▸ **EXERCISE INSTRUCTIONS**
In the entries below, count every line containing "output". Reply with the number alone.

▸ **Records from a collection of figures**
☆ ☆ ☆ ☆ ☆
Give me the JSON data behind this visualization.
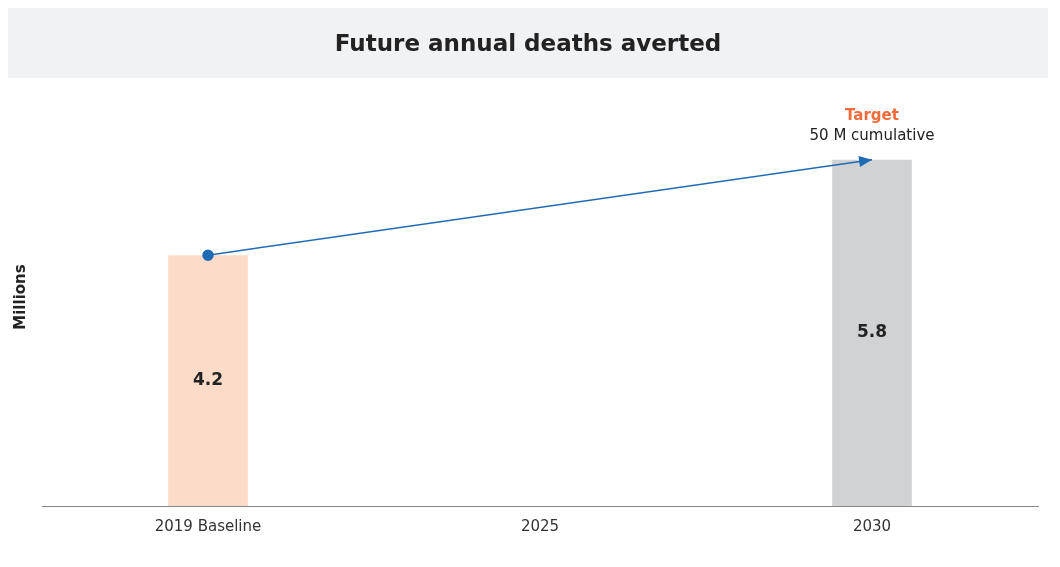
{
  "chart_data": {
    "type": "bar",
    "title": "Future annual deaths averted",
    "ylabel": "Millions",
    "categories": [
      "2019 Baseline",
      "2025",
      "2030"
    ],
    "series": [
      {
        "values": [
          4.2,
          null,
          5.8
        ],
        "colors": [
          "#fcdcc8",
          "#d1d2d4",
          "#d1d2d4"
        ],
        "value_labels": [
          "4.2",
          null,
          "5.8"
        ]
      },
      {
        "type": "line",
        "values": [
          4.2,
          null,
          5.8
        ],
        "color": "#1f6ab5",
        "marker": "circle"
      }
    ],
    "legend": false,
    "grid": false,
    "annotations": [
      {
        "text": "Target",
        "x": "2030",
        "y": 5.8
      },
      {
        "text": "50 M cumulative",
        "x": "2030",
        "y": 5.8
      }
    ]
  }
}
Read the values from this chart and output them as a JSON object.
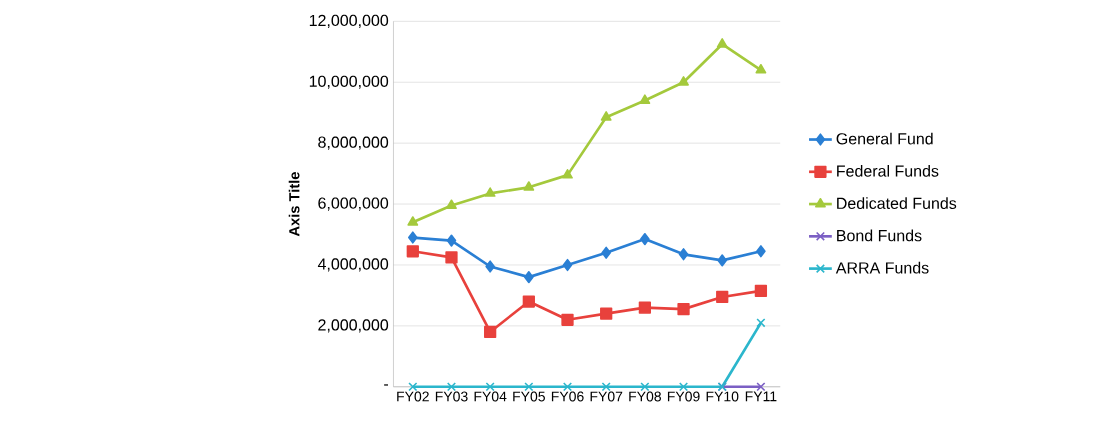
{
  "chart_data": {
    "type": "line",
    "ylabel": "Axis Title",
    "categories": [
      "FY02",
      "FY03",
      "FY04",
      "FY05",
      "FY06",
      "FY07",
      "FY08",
      "FY09",
      "FY10",
      "FY11"
    ],
    "series": [
      {
        "name": "General Fund",
        "color": "#2a7fd4",
        "marker": "diamond",
        "values": [
          4900000,
          4800000,
          3950000,
          3600000,
          4000000,
          4400000,
          4850000,
          4350000,
          4150000,
          4450000
        ]
      },
      {
        "name": "Federal Funds",
        "color": "#e8413c",
        "marker": "square",
        "values": [
          4450000,
          4250000,
          1800000,
          2800000,
          2200000,
          2400000,
          2600000,
          2550000,
          2950000,
          3150000
        ]
      },
      {
        "name": "Dedicated Funds",
        "color": "#a4c93c",
        "marker": "triangle",
        "values": [
          5400000,
          5950000,
          6350000,
          6550000,
          6950000,
          8850000,
          9400000,
          10000000,
          11250000,
          10400000
        ]
      },
      {
        "name": "Bond Funds",
        "color": "#7b5fc4",
        "marker": "cross",
        "values": [
          null,
          null,
          null,
          null,
          null,
          null,
          null,
          null,
          0,
          0
        ]
      },
      {
        "name": "ARRA Funds",
        "color": "#2bb6cc",
        "marker": "cross",
        "values": [
          0,
          0,
          0,
          0,
          0,
          0,
          0,
          0,
          0,
          2100000
        ]
      }
    ],
    "ylim": [
      0,
      12000000
    ],
    "yticks": [
      {
        "value": 0,
        "label": "-"
      },
      {
        "value": 2000000,
        "label": "2,000,000"
      },
      {
        "value": 4000000,
        "label": "4,000,000"
      },
      {
        "value": 6000000,
        "label": "6,000,000"
      },
      {
        "value": 8000000,
        "label": "8,000,000"
      },
      {
        "value": 10000000,
        "label": "10,000,000"
      },
      {
        "value": 12000000,
        "label": "12,000,000"
      }
    ],
    "grid": "y",
    "legend": "right"
  }
}
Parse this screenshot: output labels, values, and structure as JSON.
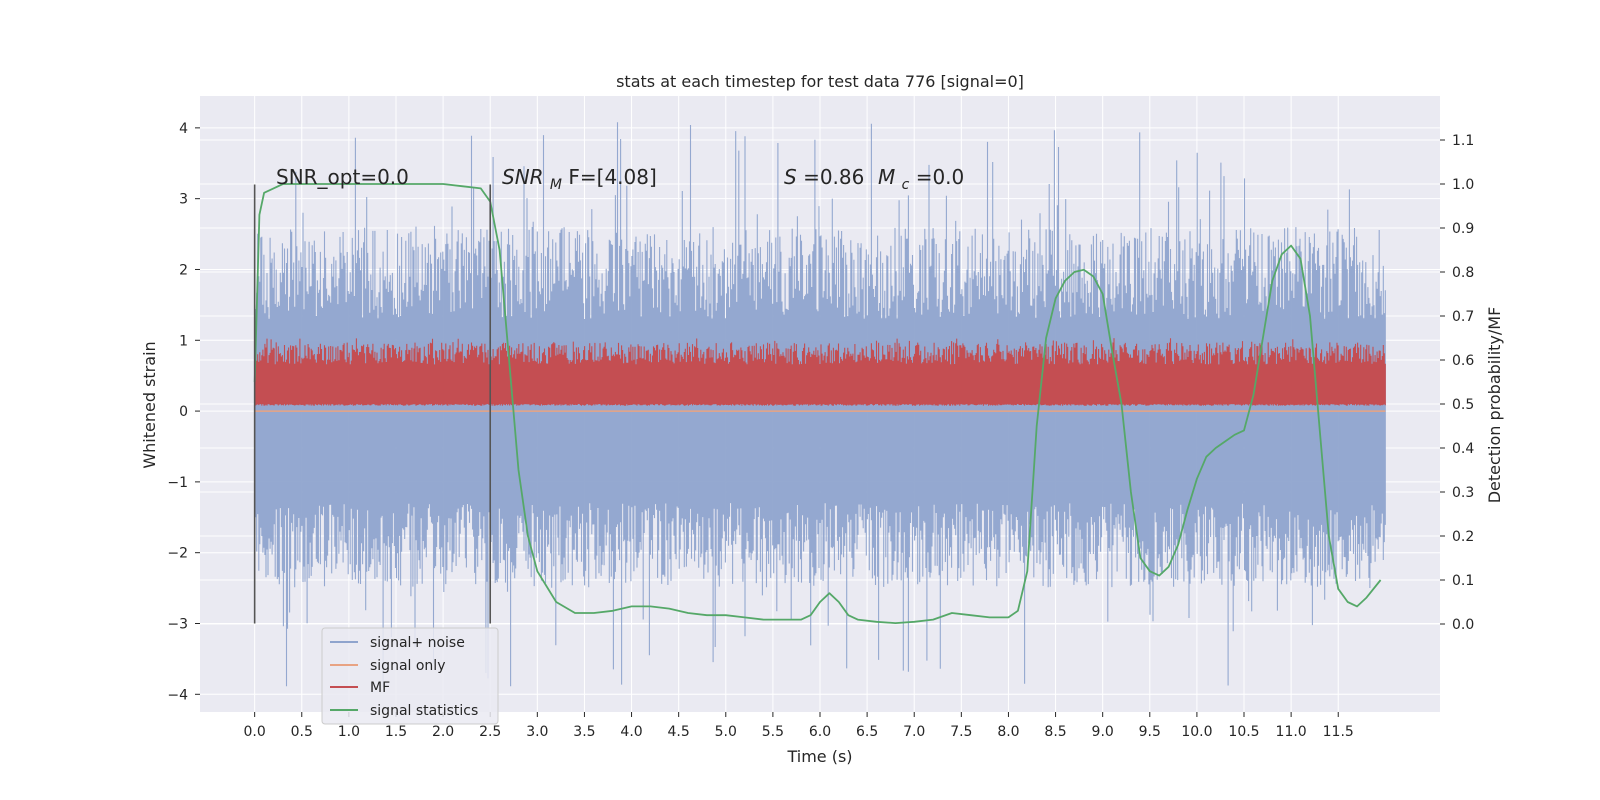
☆ ☆ ☆ ☆ ☆
▸ **SOLUTION BELOW**
2